**Instruction:** Output each line of the material exactly as it stands.

**Material for this exercise:**
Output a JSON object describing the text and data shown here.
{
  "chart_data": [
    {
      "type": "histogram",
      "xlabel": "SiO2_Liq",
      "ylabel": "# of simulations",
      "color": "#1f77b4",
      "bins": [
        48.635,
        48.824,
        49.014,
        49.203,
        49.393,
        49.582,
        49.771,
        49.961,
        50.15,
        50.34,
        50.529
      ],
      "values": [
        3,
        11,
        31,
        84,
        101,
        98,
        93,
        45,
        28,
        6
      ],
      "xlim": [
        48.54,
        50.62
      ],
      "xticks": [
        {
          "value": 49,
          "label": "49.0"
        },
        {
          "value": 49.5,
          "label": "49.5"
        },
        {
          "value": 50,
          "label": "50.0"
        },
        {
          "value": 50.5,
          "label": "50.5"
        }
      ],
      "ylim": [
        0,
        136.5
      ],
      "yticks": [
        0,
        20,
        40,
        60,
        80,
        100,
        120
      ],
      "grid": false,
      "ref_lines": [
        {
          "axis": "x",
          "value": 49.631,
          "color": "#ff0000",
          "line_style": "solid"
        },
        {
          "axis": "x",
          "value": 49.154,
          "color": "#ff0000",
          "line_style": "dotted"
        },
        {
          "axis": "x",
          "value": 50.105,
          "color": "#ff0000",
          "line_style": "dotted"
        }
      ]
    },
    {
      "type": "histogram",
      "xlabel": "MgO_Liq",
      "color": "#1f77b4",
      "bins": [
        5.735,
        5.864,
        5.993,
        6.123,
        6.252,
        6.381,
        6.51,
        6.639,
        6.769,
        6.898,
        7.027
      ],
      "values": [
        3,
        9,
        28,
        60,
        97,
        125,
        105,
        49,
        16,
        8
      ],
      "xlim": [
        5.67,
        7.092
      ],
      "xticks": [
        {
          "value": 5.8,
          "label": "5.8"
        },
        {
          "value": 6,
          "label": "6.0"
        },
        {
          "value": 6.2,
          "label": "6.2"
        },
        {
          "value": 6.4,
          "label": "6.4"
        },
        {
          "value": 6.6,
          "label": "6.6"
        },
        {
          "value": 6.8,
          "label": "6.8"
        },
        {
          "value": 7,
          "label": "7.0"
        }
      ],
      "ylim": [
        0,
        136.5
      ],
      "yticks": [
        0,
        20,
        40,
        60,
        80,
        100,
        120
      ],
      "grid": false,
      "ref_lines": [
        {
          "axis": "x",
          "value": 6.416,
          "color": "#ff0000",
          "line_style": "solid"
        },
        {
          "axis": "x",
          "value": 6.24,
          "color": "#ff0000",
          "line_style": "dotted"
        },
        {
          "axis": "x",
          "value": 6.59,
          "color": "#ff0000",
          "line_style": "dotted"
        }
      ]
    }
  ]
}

**Answer to the exercise:**
Output a JSON object describing the text and data shown here.
{
  "chart_data": [
    {
      "type": "histogram",
      "xlabel": "SiO2_Liq",
      "ylabel": "# of simulations",
      "color": "#1f77b4",
      "bins": [
        48.635,
        48.824,
        49.014,
        49.203,
        49.393,
        49.582,
        49.771,
        49.961,
        50.15,
        50.34,
        50.529
      ],
      "values": [
        3,
        11,
        31,
        84,
        101,
        98,
        93,
        45,
        28,
        6
      ],
      "xlim": [
        48.54,
        50.62
      ],
      "xticks": [
        {
          "value": 49,
          "label": "49.0"
        },
        {
          "value": 49.5,
          "label": "49.5"
        },
        {
          "value": 50,
          "label": "50.0"
        },
        {
          "value": 50.5,
          "label": "50.5"
        }
      ],
      "ylim": [
        0,
        136.5
      ],
      "yticks": [
        0,
        20,
        40,
        60,
        80,
        100,
        120
      ],
      "grid": false,
      "ref_lines": [
        {
          "axis": "x",
          "value": 49.631,
          "color": "#ff0000",
          "line_style": "solid"
        },
        {
          "axis": "x",
          "value": 49.154,
          "color": "#ff0000",
          "line_style": "dotted"
        },
        {
          "axis": "x",
          "value": 50.105,
          "color": "#ff0000",
          "line_style": "dotted"
        }
      ]
    },
    {
      "type": "histogram",
      "xlabel": "MgO_Liq",
      "color": "#1f77b4",
      "bins": [
        5.735,
        5.864,
        5.993,
        6.123,
        6.252,
        6.381,
        6.51,
        6.639,
        6.769,
        6.898,
        7.027
      ],
      "values": [
        3,
        9,
        28,
        60,
        97,
        125,
        105,
        49,
        16,
        8
      ],
      "xlim": [
        5.67,
        7.092
      ],
      "xticks": [
        {
          "value": 5.8,
          "label": "5.8"
        },
        {
          "value": 6,
          "label": "6.0"
        },
        {
          "value": 6.2,
          "label": "6.2"
        },
        {
          "value": 6.4,
          "label": "6.4"
        },
        {
          "value": 6.6,
          "label": "6.6"
        },
        {
          "value": 6.8,
          "label": "6.8"
        },
        {
          "value": 7,
          "label": "7.0"
        }
      ],
      "ylim": [
        0,
        136.5
      ],
      "yticks": [
        0,
        20,
        40,
        60,
        80,
        100,
        120
      ],
      "grid": false,
      "ref_lines": [
        {
          "axis": "x",
          "value": 6.416,
          "color": "#ff0000",
          "line_style": "solid"
        },
        {
          "axis": "x",
          "value": 6.24,
          "color": "#ff0000",
          "line_style": "dotted"
        },
        {
          "axis": "x",
          "value": 6.59,
          "color": "#ff0000",
          "line_style": "dotted"
        }
      ]
    }
  ]
}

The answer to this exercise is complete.